Can you restate the records below word for word?

- [Stored data]
>>>>

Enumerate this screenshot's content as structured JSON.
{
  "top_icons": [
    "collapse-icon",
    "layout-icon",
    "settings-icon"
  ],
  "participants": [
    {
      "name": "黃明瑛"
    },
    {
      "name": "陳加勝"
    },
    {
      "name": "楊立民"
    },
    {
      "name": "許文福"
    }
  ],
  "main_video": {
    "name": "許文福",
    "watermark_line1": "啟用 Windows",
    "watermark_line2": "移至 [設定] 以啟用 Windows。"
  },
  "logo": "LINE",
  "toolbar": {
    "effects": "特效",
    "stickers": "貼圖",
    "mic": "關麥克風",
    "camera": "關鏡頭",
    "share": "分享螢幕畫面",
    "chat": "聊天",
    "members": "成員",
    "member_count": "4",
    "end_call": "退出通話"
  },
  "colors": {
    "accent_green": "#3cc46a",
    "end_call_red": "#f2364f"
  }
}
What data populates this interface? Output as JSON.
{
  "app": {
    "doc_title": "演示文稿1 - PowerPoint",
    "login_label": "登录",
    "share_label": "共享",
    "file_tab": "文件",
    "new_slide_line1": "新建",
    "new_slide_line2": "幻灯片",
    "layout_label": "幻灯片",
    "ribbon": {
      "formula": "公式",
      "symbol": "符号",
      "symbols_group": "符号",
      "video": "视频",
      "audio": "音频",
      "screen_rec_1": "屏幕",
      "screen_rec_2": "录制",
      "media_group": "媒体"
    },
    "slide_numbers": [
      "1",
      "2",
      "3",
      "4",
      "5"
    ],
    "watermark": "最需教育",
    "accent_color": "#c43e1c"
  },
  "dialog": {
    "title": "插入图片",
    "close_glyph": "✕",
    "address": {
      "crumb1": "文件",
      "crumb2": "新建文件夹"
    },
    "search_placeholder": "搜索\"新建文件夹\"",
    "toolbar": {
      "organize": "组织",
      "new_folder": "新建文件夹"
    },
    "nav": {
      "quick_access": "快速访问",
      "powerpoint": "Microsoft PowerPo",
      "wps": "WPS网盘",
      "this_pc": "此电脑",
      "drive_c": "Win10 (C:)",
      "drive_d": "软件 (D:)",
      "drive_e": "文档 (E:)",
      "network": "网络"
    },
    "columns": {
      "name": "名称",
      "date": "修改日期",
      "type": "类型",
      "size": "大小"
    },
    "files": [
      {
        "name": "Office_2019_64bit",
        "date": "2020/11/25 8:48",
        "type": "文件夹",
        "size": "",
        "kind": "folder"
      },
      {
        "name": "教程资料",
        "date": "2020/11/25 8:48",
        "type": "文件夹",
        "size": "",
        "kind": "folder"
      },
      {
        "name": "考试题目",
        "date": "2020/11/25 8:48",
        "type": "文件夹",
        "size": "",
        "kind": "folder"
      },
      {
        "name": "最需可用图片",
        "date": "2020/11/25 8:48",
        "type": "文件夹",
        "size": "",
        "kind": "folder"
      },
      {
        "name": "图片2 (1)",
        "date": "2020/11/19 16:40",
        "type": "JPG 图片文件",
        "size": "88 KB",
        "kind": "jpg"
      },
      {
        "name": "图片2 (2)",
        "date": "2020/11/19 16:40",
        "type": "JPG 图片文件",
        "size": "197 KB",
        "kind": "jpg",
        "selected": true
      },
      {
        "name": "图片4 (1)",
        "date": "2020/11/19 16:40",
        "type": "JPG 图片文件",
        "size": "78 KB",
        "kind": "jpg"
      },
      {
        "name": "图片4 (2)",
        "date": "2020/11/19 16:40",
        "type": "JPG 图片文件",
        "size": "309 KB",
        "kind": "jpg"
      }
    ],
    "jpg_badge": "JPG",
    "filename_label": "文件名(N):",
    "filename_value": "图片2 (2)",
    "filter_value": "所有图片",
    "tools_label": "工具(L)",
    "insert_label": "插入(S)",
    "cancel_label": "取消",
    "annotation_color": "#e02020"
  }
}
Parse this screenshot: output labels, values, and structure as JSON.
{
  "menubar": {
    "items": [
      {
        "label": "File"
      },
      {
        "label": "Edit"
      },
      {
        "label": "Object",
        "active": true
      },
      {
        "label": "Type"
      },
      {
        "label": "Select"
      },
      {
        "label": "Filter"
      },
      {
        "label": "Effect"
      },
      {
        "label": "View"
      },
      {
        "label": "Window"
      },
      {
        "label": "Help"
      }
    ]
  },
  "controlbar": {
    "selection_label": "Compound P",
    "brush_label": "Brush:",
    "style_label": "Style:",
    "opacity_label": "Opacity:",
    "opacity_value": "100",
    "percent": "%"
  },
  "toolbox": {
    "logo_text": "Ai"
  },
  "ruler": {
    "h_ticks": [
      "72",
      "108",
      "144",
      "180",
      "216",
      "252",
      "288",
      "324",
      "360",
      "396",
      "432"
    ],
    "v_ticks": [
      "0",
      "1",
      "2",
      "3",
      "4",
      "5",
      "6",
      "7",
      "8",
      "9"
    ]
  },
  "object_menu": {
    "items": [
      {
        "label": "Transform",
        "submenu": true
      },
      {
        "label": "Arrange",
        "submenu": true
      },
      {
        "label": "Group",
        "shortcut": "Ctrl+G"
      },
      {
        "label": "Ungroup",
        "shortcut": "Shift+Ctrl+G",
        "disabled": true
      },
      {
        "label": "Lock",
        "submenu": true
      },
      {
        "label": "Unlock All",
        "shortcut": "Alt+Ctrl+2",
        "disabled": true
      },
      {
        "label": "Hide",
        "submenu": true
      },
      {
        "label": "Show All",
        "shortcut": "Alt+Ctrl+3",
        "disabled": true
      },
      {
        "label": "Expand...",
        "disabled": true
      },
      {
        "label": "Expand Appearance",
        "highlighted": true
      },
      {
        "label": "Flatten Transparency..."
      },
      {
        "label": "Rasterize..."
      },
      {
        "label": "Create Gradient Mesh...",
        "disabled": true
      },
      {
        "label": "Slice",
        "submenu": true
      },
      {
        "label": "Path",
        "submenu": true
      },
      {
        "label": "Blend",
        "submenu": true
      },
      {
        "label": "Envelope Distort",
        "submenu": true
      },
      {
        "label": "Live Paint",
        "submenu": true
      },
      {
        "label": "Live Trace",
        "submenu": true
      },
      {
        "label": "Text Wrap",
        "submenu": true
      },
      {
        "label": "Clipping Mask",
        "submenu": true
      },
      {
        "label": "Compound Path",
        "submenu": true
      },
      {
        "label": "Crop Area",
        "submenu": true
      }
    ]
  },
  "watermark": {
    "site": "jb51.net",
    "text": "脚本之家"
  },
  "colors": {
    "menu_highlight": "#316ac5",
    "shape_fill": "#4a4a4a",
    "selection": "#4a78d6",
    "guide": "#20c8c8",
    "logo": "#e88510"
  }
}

<<<<

- [EXERCISE ANSWER]
Enumerate this screenshot's content as structured JSON.
{
  "top_icons": [
    "collapse-icon",
    "layout-icon",
    "settings-icon"
  ],
  "participants": [
    {
      "name": "黃明瑛"
    },
    {
      "name": "陳加勝"
    },
    {
      "name": "楊立民"
    },
    {
      "name": "許文福"
    }
  ],
  "main_video": {
    "name": "許文福",
    "watermark_line1": "啟用 Windows",
    "watermark_line2": "移至 [設定] 以啟用 Windows。"
  },
  "logo": "LINE",
  "toolbar": {
    "effects": "特效",
    "stickers": "貼圖",
    "mic": "關麥克風",
    "camera": "關鏡頭",
    "share": "分享螢幕畫面",
    "chat": "聊天",
    "members": "成員",
    "member_count": "4",
    "end_call": "退出通話"
  },
  "colors": {
    "accent_green": "#3cc46a",
    "end_call_red": "#f2364f"
  }
}
What data populates this interface? Output as JSON.
{
  "app": {
    "doc_title": "演示文稿1 - PowerPoint",
    "login_label": "登录",
    "share_label": "共享",
    "file_tab": "文件",
    "new_slide_line1": "新建",
    "new_slide_line2": "幻灯片",
    "layout_label": "幻灯片",
    "ribbon": {
      "formula": "公式",
      "symbol": "符号",
      "symbols_group": "符号",
      "video": "视频",
      "audio": "音频",
      "screen_rec_1": "屏幕",
      "screen_rec_2": "录制",
      "media_group": "媒体"
    },
    "slide_numbers": [
      "1",
      "2",
      "3",
      "4",
      "5"
    ],
    "watermark": "最需教育",
    "accent_color": "#c43e1c"
  },
  "dialog": {
    "title": "插入图片",
    "close_glyph": "✕",
    "address": {
      "crumb1": "文件",
      "crumb2": "新建文件夹"
    },
    "search_placeholder": "搜索\"新建文件夹\"",
    "toolbar": {
      "organize": "组织",
      "new_folder": "新建文件夹"
    },
    "nav": {
      "quick_access": "快速访问",
      "powerpoint": "Microsoft PowerPo",
      "wps": "WPS网盘",
      "this_pc": "此电脑",
      "drive_c": "Win10 (C:)",
      "drive_d": "软件 (D:)",
      "drive_e": "文档 (E:)",
      "network": "网络"
    },
    "columns": {
      "name": "名称",
      "date": "修改日期",
      "type": "类型",
      "size": "大小"
    },
    "files": [
      {
        "name": "Office_2019_64bit",
        "date": "2020/11/25 8:48",
        "type": "文件夹",
        "size": "",
        "kind": "folder"
      },
      {
        "name": "教程资料",
        "date": "2020/11/25 8:48",
        "type": "文件夹",
        "size": "",
        "kind": "folder"
      },
      {
        "name": "考试题目",
        "date": "2020/11/25 8:48",
        "type": "文件夹",
        "size": "",
        "kind": "folder"
      },
      {
        "name": "最需可用图片",
        "date": "2020/11/25 8:48",
        "type": "文件夹",
        "size": "",
        "kind": "folder"
      },
      {
        "name": "图片2 (1)",
        "date": "2020/11/19 16:40",
        "type": "JPG 图片文件",
        "size": "88 KB",
        "kind": "jpg"
      },
      {
        "name": "图片2 (2)",
        "date": "2020/11/19 16:40",
        "type": "JPG 图片文件",
        "size": "197 KB",
        "kind": "jpg",
        "selected": true
      },
      {
        "name": "图片4 (1)",
        "date": "2020/11/19 16:40",
        "type": "JPG 图片文件",
        "size": "78 KB",
        "kind": "jpg"
      },
      {
        "name": "图片4 (2)",
        "date": "2020/11/19 16:40",
        "type": "JPG 图片文件",
        "size": "309 KB",
        "kind": "jpg"
      }
    ],
    "jpg_badge": "JPG",
    "filename_label": "文件名(N):",
    "filename_value": "图片2 (2)",
    "filter_value": "所有图片",
    "tools_label": "工具(L)",
    "insert_label": "插入(S)",
    "cancel_label": "取消",
    "annotation_color": "#e02020"
  }
}
Parse this screenshot: output labels, values, and structure as JSON.
{
  "menubar": {
    "items": [
      {
        "label": "File"
      },
      {
        "label": "Edit"
      },
      {
        "label": "Object",
        "active": true
      },
      {
        "label": "Type"
      },
      {
        "label": "Select"
      },
      {
        "label": "Filter"
      },
      {
        "label": "Effect"
      },
      {
        "label": "View"
      },
      {
        "label": "Window"
      },
      {
        "label": "Help"
      }
    ]
  },
  "controlbar": {
    "selection_label": "Compound P",
    "brush_label": "Brush:",
    "style_label": "Style:",
    "opacity_label": "Opacity:",
    "opacity_value": "100",
    "percent": "%"
  },
  "toolbox": {
    "logo_text": "Ai"
  },
  "ruler": {
    "h_ticks": [
      "72",
      "108",
      "144",
      "180",
      "216",
      "252",
      "288",
      "324",
      "360",
      "396",
      "432"
    ],
    "v_ticks": [
      "0",
      "1",
      "2",
      "3",
      "4",
      "5",
      "6",
      "7",
      "8",
      "9"
    ]
  },
  "object_menu": {
    "items": [
      {
        "label": "Transform",
        "submenu": true
      },
      {
        "label": "Arrange",
        "submenu": true
      },
      {
        "label": "Group",
        "shortcut": "Ctrl+G"
      },
      {
        "label": "Ungroup",
        "shortcut": "Shift+Ctrl+G",
        "disabled": true
      },
      {
        "label": "Lock",
        "submenu": true
      },
      {
        "label": "Unlock All",
        "shortcut": "Alt+Ctrl+2",
        "disabled": true
      },
      {
        "label": "Hide",
        "submenu": true
      },
      {
        "label": "Show All",
        "shortcut": "Alt+Ctrl+3",
        "disabled": true
      },
      {
        "label": "Expand...",
        "disabled": true
      },
      {
        "label": "Expand Appearance",
        "highlighted": true
      },
      {
        "label": "Flatten Transparency..."
      },
      {
        "label": "Rasterize..."
      },
      {
        "label": "Create Gradient Mesh...",
        "disabled": true
      },
      {
        "label": "Slice",
        "submenu": true
      },
      {
        "label": "Path",
        "submenu": true
      },
      {
        "label": "Blend",
        "submenu": true
      },
      {
        "label": "Envelope Distort",
        "submenu": true
      },
      {
        "label": "Live Paint",
        "submenu": true
      },
      {
        "label": "Live Trace",
        "submenu": true
      },
      {
        "label": "Text Wrap",
        "submenu": true
      },
      {
        "label": "Clipping Mask",
        "submenu": true
      },
      {
        "label": "Compound Path",
        "submenu": true
      },
      {
        "label": "Crop Area",
        "submenu": true
      }
    ]
  },
  "watermark": {
    "site": "jb51.net",
    "text": "脚本之家"
  },
  "colors": {
    "menu_highlight": "#316ac5",
    "shape_fill": "#4a4a4a",
    "selection": "#4a78d6",
    "guide": "#20c8c8",
    "logo": "#e88510"
  }
}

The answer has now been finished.